▸ Document section:
It remains to be elucidated why the reaction intensity of all three APs decreased from the stratum basale towards the lower and upper stratum spinosum. One explanation could be that APs are stored in vesicles, comparable to the LBs (MCGs) of the epidermis (OREN et al. 2003; ELIAS and CHOI 2005), and are not detectable by the primary antibody, due to the compact packing. The idea of substance transport in vesicles corresponds with findings of INAMOTO et al.

(2008), who investigated the epithelial response towards the attachment of indigenous bacteria in the small intestine of the rat. One of their observations was that defensins and lysozyme are transferred via cellular vesicles into the lumen, where they fused with the membrane of an invaginated bacterium. However, in some cases an increase in reaction intensity could be observed towards the stratum granulosum of the esophagus. Concerning hBD-2, this was true for the goat, sheep, pig, mouse and rat. Regarding hBD-3, the phenomenon was demonstrated for cattle, sheep, pigs and mice, and for CAT an increase was observed in the ovine and porcine esophagus epithelium. Analysing the species that showed the increase mentioned makes the existence of a correlation between these results and the nutrition type a realistic feature. All of the species are herbivorous or omnivorous and because of the enormous mechanical strain on their esophagus epithelium, in comparison to the esophagus of the carnivorous cat, APs have to be stored in the stratum granulosum. This “layer” of APs in the latter stratum probably indicates some kind of barrier function. An intriguing finding is that such a “barrier” was constantly detectable in the porcine esophagus epithelium. As shown by the analysis of the structure of the esophagus epithelium, the pig revealed a rather loose and varying organisation of the stratum corneum.

(Items listed in a dataset)

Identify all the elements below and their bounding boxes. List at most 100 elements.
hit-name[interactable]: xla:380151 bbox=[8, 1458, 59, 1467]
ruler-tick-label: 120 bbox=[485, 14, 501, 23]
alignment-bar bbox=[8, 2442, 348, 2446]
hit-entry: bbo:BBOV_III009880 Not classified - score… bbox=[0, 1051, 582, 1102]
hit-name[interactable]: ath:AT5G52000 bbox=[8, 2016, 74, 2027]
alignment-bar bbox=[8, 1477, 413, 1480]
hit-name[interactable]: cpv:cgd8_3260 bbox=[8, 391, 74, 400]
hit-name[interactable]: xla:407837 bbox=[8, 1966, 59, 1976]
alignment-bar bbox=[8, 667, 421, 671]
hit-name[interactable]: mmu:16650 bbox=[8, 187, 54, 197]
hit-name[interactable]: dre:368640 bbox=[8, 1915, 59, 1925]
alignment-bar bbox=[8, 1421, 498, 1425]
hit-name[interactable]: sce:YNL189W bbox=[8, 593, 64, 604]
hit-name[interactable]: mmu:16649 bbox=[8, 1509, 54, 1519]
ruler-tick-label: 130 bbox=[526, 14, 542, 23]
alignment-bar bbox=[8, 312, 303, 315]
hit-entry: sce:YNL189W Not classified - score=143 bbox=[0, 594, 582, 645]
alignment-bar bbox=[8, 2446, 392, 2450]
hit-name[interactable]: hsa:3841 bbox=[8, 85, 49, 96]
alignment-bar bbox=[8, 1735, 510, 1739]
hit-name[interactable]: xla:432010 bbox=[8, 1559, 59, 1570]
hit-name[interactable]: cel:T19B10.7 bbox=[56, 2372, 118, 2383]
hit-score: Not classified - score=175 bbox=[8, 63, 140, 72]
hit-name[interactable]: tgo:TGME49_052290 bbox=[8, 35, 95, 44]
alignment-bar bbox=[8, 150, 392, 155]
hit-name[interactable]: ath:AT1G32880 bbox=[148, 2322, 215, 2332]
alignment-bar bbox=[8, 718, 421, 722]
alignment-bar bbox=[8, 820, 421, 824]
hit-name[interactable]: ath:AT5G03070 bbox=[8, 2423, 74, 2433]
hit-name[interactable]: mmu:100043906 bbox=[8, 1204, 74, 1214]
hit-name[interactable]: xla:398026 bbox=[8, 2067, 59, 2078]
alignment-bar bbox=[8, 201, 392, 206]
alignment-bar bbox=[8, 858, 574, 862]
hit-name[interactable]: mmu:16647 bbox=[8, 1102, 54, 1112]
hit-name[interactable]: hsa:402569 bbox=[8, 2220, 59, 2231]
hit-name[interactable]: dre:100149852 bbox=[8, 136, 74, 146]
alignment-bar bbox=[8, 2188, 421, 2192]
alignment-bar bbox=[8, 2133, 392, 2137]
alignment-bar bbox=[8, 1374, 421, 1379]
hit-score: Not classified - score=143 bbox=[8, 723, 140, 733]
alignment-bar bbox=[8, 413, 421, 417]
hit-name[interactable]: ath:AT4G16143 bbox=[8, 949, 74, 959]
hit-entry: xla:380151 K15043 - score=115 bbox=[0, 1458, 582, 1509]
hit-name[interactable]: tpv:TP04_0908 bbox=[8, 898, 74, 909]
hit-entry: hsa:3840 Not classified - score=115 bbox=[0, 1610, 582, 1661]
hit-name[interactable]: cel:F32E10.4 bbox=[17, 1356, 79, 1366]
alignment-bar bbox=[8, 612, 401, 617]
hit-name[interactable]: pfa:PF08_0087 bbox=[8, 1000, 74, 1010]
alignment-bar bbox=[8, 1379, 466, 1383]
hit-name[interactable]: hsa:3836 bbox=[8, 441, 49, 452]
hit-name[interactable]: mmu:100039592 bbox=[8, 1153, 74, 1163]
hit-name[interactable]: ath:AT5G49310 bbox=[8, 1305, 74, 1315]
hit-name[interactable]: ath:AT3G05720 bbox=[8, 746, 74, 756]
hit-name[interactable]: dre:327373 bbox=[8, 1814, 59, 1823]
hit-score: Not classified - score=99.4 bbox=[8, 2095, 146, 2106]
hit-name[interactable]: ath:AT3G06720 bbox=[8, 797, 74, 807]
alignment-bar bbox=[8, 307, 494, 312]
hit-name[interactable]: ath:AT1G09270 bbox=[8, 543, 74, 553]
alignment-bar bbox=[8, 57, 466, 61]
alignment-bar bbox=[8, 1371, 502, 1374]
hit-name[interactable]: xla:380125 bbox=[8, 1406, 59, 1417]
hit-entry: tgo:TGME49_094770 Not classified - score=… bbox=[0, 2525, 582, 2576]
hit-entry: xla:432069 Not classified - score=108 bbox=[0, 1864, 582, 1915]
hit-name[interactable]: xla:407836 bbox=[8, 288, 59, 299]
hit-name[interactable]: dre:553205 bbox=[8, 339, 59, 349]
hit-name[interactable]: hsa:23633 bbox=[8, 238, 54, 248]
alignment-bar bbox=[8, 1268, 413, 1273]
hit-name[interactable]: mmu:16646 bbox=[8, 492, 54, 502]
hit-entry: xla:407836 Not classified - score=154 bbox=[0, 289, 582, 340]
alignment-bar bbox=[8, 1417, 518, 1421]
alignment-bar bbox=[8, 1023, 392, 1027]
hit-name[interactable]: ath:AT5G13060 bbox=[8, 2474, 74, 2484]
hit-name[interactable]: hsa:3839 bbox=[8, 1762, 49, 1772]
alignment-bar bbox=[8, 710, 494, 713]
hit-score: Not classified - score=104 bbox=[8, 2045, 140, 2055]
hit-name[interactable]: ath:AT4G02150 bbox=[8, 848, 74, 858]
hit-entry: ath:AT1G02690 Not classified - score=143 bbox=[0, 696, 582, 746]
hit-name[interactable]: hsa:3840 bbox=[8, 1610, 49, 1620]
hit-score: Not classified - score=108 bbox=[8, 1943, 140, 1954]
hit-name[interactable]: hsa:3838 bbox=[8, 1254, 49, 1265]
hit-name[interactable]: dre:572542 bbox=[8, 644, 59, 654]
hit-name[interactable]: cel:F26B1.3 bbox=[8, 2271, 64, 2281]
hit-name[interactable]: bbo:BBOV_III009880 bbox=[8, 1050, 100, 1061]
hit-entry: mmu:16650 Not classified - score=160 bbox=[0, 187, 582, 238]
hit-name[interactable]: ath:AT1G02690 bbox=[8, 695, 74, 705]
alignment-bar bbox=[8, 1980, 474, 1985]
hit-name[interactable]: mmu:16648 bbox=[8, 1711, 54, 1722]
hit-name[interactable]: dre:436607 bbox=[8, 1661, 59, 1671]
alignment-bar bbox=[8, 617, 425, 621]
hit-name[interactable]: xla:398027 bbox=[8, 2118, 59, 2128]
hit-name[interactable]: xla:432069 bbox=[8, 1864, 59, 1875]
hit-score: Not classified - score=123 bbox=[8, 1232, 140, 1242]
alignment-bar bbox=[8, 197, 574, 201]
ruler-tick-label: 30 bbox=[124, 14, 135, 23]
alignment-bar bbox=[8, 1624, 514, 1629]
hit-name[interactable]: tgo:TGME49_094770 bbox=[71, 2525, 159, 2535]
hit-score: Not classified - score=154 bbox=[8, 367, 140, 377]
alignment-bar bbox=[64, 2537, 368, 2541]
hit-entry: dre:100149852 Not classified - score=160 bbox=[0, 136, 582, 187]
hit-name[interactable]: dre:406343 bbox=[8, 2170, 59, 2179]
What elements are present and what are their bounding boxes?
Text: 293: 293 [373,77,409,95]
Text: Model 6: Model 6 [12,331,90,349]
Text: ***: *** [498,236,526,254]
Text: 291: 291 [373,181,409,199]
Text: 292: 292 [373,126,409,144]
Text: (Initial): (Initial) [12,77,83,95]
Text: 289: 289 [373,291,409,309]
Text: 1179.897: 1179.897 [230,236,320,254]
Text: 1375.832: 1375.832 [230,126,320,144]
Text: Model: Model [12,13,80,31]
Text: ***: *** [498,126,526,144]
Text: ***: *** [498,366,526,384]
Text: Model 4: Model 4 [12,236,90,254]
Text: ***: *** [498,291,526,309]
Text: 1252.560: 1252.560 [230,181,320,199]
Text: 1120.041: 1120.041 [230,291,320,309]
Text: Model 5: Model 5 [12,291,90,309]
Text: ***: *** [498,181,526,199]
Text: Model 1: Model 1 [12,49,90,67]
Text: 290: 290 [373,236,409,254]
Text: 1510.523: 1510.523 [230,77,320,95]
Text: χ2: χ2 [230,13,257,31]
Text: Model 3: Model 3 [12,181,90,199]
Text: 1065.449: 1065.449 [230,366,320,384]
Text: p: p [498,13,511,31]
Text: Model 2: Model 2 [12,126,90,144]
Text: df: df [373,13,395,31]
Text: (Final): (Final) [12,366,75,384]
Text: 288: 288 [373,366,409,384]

▸ Problems and tasks:
A: In the esophagus passage, which species showed an increase in CAT reaction intensity toward the stratum granulosum?
B: Repeat the part of the esophagus passage between "It remains to" and "INAMOTO et al.", inclusive.

▸ Solved problems:
A: Sheep and pigs (the ovine and porcine esophagus epithelium).

B:
It remains to be elucidated why the reaction intensity of all three APs decreased from the stratum basale towards the lower and upper stratum spinosum. One explanation could be that APs are stored in vesicles, comparable to the LBs (MCGs) of the epidermis (OREN et al. 2003; ELIAS and CHOI 2005), and are not detectable by the primary antibody, due to the compact packing. The idea of substance transport in vesicles corresponds with findings of INAMOTO et al.